# [WORKING DATA]
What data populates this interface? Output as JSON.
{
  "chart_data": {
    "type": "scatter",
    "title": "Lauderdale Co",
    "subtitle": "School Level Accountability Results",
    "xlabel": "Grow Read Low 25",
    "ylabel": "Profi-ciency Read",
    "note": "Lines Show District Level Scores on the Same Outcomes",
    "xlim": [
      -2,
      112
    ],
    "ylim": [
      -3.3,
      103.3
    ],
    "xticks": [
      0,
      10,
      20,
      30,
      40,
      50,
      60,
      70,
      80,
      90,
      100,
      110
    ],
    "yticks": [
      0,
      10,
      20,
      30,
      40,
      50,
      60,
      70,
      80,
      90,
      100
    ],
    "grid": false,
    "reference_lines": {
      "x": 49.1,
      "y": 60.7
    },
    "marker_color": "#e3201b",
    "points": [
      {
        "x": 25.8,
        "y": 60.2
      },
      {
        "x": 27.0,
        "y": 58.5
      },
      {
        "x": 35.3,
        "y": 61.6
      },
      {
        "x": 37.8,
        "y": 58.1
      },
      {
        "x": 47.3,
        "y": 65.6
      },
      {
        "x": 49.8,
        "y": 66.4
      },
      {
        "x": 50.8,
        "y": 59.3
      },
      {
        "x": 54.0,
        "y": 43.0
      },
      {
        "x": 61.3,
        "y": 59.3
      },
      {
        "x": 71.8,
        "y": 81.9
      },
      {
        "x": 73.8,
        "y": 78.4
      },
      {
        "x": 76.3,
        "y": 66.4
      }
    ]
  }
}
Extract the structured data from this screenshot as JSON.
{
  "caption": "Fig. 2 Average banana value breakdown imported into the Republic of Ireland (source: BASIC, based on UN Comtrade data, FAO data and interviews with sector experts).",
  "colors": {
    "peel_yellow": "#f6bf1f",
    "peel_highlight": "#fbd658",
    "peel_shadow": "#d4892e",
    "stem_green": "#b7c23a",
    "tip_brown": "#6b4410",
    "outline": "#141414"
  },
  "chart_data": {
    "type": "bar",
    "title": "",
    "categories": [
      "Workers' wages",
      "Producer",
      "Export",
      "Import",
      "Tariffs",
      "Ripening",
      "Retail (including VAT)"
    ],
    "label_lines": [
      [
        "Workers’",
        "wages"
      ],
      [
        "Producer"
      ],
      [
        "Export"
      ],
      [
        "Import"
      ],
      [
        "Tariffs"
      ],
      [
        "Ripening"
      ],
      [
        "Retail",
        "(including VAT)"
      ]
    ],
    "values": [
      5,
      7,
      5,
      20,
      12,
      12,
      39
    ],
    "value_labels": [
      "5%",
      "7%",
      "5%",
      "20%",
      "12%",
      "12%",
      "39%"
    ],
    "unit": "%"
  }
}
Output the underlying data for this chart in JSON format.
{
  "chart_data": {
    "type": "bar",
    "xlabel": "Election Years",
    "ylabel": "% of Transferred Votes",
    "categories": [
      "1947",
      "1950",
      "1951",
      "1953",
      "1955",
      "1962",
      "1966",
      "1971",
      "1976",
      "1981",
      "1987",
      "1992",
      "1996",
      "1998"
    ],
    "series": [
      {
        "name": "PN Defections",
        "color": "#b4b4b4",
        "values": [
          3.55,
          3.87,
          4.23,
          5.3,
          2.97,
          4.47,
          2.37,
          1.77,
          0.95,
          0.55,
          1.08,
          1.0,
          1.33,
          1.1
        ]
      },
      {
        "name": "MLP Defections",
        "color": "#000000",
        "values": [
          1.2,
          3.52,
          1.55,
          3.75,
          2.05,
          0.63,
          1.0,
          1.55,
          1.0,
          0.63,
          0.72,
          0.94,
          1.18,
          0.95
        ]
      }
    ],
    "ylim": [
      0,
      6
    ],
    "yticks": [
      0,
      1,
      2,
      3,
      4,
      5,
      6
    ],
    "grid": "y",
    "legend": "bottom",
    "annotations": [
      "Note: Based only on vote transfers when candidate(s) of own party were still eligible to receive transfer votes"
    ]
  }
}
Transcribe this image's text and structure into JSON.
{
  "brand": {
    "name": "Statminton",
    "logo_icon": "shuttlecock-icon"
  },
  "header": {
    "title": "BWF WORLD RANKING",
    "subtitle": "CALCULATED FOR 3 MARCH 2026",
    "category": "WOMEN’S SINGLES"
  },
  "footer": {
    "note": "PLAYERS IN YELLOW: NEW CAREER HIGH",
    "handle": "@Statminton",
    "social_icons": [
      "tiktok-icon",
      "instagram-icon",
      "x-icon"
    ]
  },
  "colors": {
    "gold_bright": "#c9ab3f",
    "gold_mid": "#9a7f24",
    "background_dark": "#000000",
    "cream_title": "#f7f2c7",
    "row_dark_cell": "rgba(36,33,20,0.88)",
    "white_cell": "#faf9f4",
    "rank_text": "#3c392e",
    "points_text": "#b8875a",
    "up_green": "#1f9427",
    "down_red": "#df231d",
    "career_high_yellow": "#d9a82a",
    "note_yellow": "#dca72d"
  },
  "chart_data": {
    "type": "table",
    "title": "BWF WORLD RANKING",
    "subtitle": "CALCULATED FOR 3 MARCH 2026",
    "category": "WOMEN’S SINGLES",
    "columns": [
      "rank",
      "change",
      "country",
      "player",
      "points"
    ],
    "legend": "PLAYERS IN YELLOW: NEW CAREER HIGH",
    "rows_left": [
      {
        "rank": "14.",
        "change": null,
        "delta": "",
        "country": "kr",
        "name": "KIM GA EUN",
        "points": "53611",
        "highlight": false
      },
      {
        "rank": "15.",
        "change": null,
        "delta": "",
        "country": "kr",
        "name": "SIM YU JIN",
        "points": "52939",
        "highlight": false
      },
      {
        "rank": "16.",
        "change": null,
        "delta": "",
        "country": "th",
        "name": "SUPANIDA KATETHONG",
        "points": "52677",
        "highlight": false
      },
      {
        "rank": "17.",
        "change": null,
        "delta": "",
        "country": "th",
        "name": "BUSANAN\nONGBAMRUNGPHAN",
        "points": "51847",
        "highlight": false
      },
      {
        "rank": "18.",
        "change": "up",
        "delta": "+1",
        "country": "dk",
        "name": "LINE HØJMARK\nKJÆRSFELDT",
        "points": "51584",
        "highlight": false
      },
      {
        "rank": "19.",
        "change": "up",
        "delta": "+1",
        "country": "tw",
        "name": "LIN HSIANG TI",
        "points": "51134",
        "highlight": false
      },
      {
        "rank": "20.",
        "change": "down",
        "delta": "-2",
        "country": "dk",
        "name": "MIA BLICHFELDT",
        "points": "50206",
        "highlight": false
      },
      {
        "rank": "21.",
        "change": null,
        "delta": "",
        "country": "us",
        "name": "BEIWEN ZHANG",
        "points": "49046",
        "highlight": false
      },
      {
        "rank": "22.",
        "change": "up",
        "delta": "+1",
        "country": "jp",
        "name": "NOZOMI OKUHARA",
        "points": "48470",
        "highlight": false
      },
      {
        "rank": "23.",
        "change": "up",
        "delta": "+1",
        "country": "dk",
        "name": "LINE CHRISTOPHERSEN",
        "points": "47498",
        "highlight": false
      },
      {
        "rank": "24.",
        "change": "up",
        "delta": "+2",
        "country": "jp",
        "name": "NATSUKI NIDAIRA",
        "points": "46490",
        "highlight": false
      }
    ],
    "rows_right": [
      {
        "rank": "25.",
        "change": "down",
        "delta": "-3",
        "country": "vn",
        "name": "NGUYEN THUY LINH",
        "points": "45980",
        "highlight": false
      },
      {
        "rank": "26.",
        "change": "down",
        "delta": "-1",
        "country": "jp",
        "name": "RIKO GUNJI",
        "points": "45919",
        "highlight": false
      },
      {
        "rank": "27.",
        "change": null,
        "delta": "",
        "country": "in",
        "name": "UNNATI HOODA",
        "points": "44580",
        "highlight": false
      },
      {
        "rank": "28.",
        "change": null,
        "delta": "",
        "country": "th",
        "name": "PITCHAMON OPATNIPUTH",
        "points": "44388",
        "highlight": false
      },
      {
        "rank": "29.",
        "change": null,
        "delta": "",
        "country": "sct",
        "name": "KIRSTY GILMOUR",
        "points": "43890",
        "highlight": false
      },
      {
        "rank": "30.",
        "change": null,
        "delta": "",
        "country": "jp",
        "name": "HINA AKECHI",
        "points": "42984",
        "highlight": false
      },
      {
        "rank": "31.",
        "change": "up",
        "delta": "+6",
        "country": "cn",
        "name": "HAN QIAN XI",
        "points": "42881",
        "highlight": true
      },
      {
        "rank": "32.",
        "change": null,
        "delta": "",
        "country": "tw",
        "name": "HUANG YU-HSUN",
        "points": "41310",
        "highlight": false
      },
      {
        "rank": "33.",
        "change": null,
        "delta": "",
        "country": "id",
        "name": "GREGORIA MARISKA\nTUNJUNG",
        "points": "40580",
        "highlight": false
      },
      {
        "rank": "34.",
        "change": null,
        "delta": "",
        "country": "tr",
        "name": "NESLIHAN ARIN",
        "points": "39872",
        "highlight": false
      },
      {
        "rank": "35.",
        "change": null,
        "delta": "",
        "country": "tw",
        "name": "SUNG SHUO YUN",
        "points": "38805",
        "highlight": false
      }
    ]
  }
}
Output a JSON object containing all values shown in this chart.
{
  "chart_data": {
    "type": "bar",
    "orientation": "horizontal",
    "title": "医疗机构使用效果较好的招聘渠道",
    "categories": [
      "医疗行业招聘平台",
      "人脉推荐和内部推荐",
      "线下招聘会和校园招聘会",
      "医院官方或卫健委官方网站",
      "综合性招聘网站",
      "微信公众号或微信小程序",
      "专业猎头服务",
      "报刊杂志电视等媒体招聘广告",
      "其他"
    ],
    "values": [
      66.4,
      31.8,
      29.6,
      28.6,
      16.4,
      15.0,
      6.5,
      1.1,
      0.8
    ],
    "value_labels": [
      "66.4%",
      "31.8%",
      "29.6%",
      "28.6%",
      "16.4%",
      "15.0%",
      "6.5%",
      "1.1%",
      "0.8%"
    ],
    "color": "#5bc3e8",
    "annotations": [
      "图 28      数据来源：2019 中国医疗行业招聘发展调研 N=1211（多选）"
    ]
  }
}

# [EXERCISE]
Every line from the one containing "Output a JSON" through the last line of the entries must be written out verbatim, and no other line.

# [RESULT FOR THIS TASK]
Output a JSON object containing all values shown in this chart.
{
  "chart_data": {
    "type": "bar",
    "orientation": "horizontal",
    "title": "医疗机构使用效果较好的招聘渠道",
    "categories": [
      "医疗行业招聘平台",
      "人脉推荐和内部推荐",
      "线下招聘会和校园招聘会",
      "医院官方或卫健委官方网站",
      "综合性招聘网站",
      "微信公众号或微信小程序",
      "专业猎头服务",
      "报刊杂志电视等媒体招聘广告",
      "其他"
    ],
    "values": [
      66.4,
      31.8,
      29.6,
      28.6,
      16.4,
      15.0,
      6.5,
      1.1,
      0.8
    ],
    "value_labels": [
      "66.4%",
      "31.8%",
      "29.6%",
      "28.6%",
      "16.4%",
      "15.0%",
      "6.5%",
      "1.1%",
      "0.8%"
    ],
    "color": "#5bc3e8",
    "annotations": [
      "图 28      数据来源：2019 中国医疗行业招聘发展调研 N=1211（多选）"
    ]
  }
}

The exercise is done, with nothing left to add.